*** Raw records ***

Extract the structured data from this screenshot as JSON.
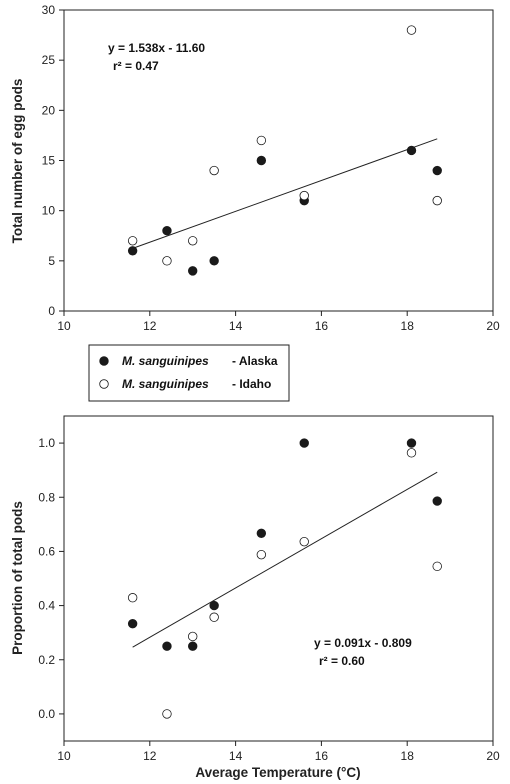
{
  "chart_data": [
    {
      "type": "scatter",
      "title": "",
      "xlabel": "",
      "ylabel": "Total number of egg pods",
      "xlim": [
        10,
        20
      ],
      "ylim": [
        0,
        30
      ],
      "xticks": [
        10,
        12,
        14,
        16,
        18,
        20
      ],
      "yticks": [
        0,
        5,
        10,
        15,
        20,
        25,
        30
      ],
      "grid": false,
      "series": [
        {
          "name": "M. sanguinipes - Alaska",
          "marker": "filled-circle",
          "x": [
            11.6,
            12.4,
            13.0,
            13.5,
            14.6,
            15.6,
            18.1,
            18.7
          ],
          "y": [
            6,
            8,
            4,
            5,
            15,
            11,
            16,
            14
          ]
        },
        {
          "name": "M. sanguinipes - Idaho",
          "marker": "open-circle",
          "x": [
            11.6,
            12.4,
            13.0,
            13.5,
            14.6,
            15.6,
            18.1,
            18.7
          ],
          "y": [
            7,
            5,
            7,
            14,
            17,
            11.5,
            28,
            11
          ]
        }
      ],
      "fit_line": {
        "slope": 1.538,
        "intercept": -11.6,
        "x_range": [
          11.6,
          18.7
        ]
      },
      "annotations": [
        "y = 1.538x - 11.60",
        "r² = 0.47"
      ]
    },
    {
      "type": "scatter",
      "title": "",
      "xlabel": "Average Temperature (°C)",
      "ylabel": "Proportion of total pods",
      "xlim": [
        10,
        20
      ],
      "ylim": [
        -0.1,
        1.1
      ],
      "xticks": [
        10,
        12,
        14,
        16,
        18,
        20
      ],
      "yticks": [
        0.0,
        0.2,
        0.4,
        0.6,
        0.8,
        1.0
      ],
      "grid": false,
      "series": [
        {
          "name": "M. sanguinipes - Alaska",
          "marker": "filled-circle",
          "x": [
            11.6,
            12.4,
            13.0,
            13.5,
            14.6,
            15.6,
            18.1,
            18.7
          ],
          "y": [
            0.333,
            0.25,
            0.25,
            0.4,
            0.667,
            1.0,
            1.0,
            0.786
          ]
        },
        {
          "name": "M. sanguinipes - Idaho",
          "marker": "open-circle",
          "x": [
            11.6,
            12.4,
            13.0,
            13.5,
            14.6,
            15.6,
            18.1,
            18.7
          ],
          "y": [
            0.429,
            0.0,
            0.286,
            0.357,
            0.588,
            0.636,
            0.964,
            0.545
          ]
        }
      ],
      "fit_line": {
        "slope": 0.091,
        "intercept": -0.809,
        "x_range": [
          11.6,
          18.7
        ]
      },
      "annotations": [
        "y = 0.091x - 0.809",
        "r² = 0.60"
      ]
    }
  ],
  "legend": {
    "placement": "between panels",
    "entries": [
      {
        "species": "M. sanguinipes",
        "site": "- Alaska",
        "marker": "filled-circle"
      },
      {
        "species": "M. sanguinipes",
        "site": "- Idaho",
        "marker": "open-circle"
      }
    ]
  },
  "tick_format": {
    "top": {
      "x": [
        "10",
        "12",
        "14",
        "16",
        "18",
        "20"
      ],
      "y": [
        "0",
        "5",
        "10",
        "15",
        "20",
        "25",
        "30"
      ]
    },
    "bottom": {
      "x": [
        "10",
        "12",
        "14",
        "16",
        "18",
        "20"
      ],
      "y": [
        "0.0",
        "0.2",
        "0.4",
        "0.6",
        "0.8",
        "1.0"
      ]
    }
  },
  "colors": {
    "alaska_marker": "#1a1a1a",
    "idaho_marker": "#ffffff",
    "axis": "#222222",
    "fit_line": "#222222"
  }
}
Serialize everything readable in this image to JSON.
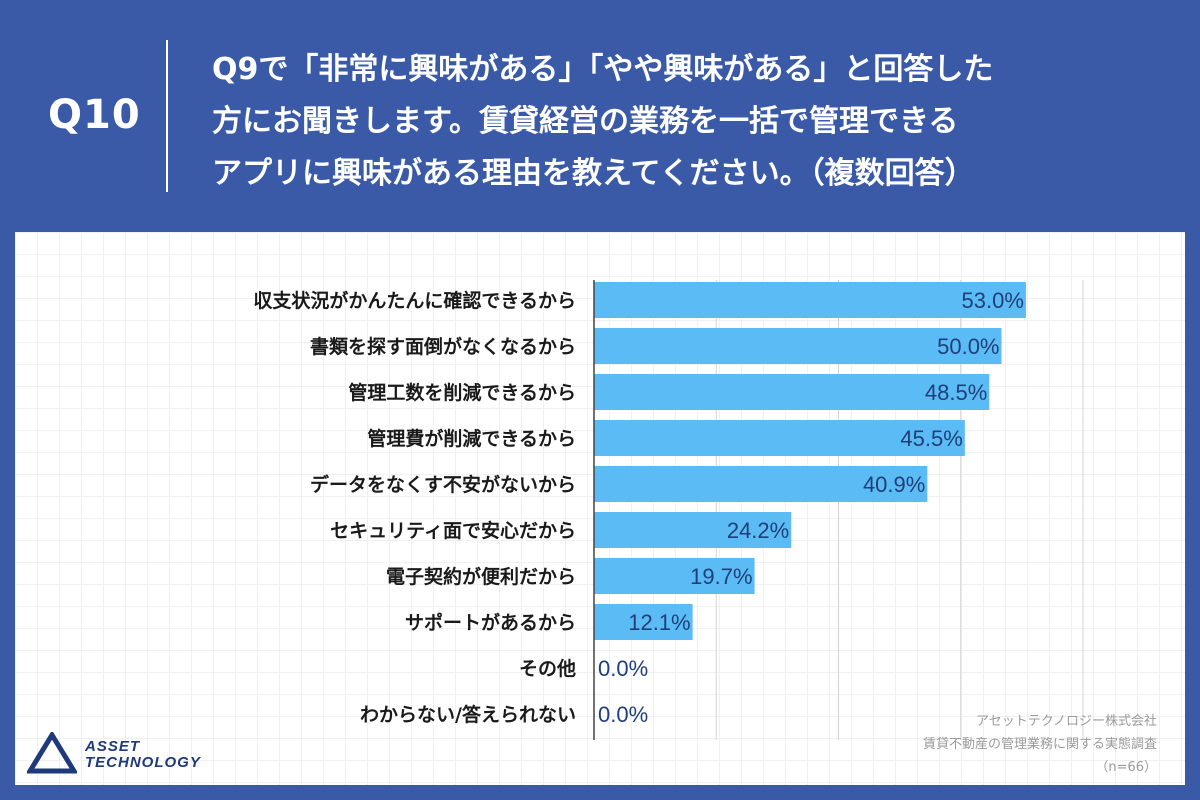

***

Quote the material exactly. Pictures stay out.

Extract the structured data from this screenshot as JSON.
{
  "chart_data": [
    {
      "type": "scatter",
      "title": "",
      "xlabel": "",
      "ylabel": "Total number of egg pods",
      "xlim": [
        10,
        20
      ],
      "ylim": [
        0,
        30
      ],
      "xticks": [
        10,
        12,
        14,
        16,
        18,
        20
      ],
      "yticks": [
        0,
        5,
        10,
        15,
        20,
        25,
        30
      ],
      "grid": false,
      "series": [
        {
          "name": "M. sanguinipes - Alaska",
          "marker": "filled-circle",
          "x": [
            11.6,
            12.4,
            13.0,
            13.5,
            14.6,
            15.6,
            18.1,
            18.7
          ],
          "y": [
            6,
            8,
            4,
            5,
            15,
            11,
            16,
            14
          ]
        },
        {
          "name": "M. sanguinipes - Idaho",
          "marker": "open-circle",
          "x": [
            11.6,
            12.4,
            13.0,
            13.5,
            14.6,
            15.6,
            18.1,
            18.7
          ],
          "y": [
            7,
            5,
            7,
            14,
            17,
            11.5,
            28,
            11
          ]
        }
      ],
      "fit_line": {
        "slope": 1.538,
        "intercept": -11.6,
        "x_range": [
          11.6,
          18.7
        ]
      },
      "annotations": [
        "y = 1.538x - 11.60",
        "r² = 0.47"
      ]
    },
    {
      "type": "scatter",
      "title": "",
      "xlabel": "Average Temperature (°C)",
      "ylabel": "Proportion of total pods",
      "xlim": [
        10,
        20
      ],
      "ylim": [
        -0.1,
        1.1
      ],
      "xticks": [
        10,
        12,
        14,
        16,
        18,
        20
      ],
      "yticks": [
        0.0,
        0.2,
        0.4,
        0.6,
        0.8,
        1.0
      ],
      "grid": false,
      "series": [
        {
          "name": "M. sanguinipes - Alaska",
          "marker": "filled-circle",
          "x": [
            11.6,
            12.4,
            13.0,
            13.5,
            14.6,
            15.6,
            18.1,
            18.7
          ],
          "y": [
            0.333,
            0.25,
            0.25,
            0.4,
            0.667,
            1.0,
            1.0,
            0.786
          ]
        },
        {
          "name": "M. sanguinipes - Idaho",
          "marker": "open-circle",
          "x": [
            11.6,
            12.4,
            13.0,
            13.5,
            14.6,
            15.6,
            18.1,
            18.7
          ],
          "y": [
            0.429,
            0.0,
            0.286,
            0.357,
            0.588,
            0.636,
            0.964,
            0.545
          ]
        }
      ],
      "fit_line": {
        "slope": 0.091,
        "intercept": -0.809,
        "x_range": [
          11.6,
          18.7
        ]
      },
      "annotations": [
        "y = 0.091x - 0.809",
        "r² = 0.60"
      ]
    }
  ],
  "legend": {
    "placement": "between panels",
    "entries": [
      {
        "species": "M. sanguinipes",
        "site": "- Alaska",
        "marker": "filled-circle"
      },
      {
        "species": "M. sanguinipes",
        "site": "- Idaho",
        "marker": "open-circle"
      }
    ]
  },
  "tick_format": {
    "top": {
      "x": [
        "10",
        "12",
        "14",
        "16",
        "18",
        "20"
      ],
      "y": [
        "0",
        "5",
        "10",
        "15",
        "20",
        "25",
        "30"
      ]
    },
    "bottom": {
      "x": [
        "10",
        "12",
        "14",
        "16",
        "18",
        "20"
      ],
      "y": [
        "0.0",
        "0.2",
        "0.4",
        "0.6",
        "0.8",
        "1.0"
      ]
    }
  },
  "colors": {
    "alaska_marker": "#1a1a1a",
    "idaho_marker": "#ffffff",
    "axis": "#222222",
    "fit_line": "#222222"
  }
}
Serialize everything readable in this image to JSON.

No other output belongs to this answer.